--- Start DATA EXTRACT ---

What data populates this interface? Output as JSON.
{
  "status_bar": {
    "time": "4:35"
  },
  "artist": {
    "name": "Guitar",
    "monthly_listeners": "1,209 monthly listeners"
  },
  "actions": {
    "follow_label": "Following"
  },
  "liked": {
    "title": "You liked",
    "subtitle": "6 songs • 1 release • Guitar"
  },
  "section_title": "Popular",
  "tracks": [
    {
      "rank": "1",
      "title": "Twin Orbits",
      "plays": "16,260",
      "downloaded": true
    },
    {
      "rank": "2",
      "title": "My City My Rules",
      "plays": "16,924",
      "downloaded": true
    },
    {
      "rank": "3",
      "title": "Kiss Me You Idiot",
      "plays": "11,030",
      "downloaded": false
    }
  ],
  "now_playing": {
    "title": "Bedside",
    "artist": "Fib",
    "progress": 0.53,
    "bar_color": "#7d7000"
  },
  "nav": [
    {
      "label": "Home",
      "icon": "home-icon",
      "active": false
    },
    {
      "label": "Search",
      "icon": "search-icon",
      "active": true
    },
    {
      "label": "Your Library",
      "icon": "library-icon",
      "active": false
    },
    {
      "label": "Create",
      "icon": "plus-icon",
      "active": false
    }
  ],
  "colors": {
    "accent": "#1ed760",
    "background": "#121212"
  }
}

--- End DATA EXTRACT ---

__TASK REQUIREMENTS__:
Determine how many lines of the records above contain the word "Guitar", and report only that number.

__ANSWER BELOW__:
2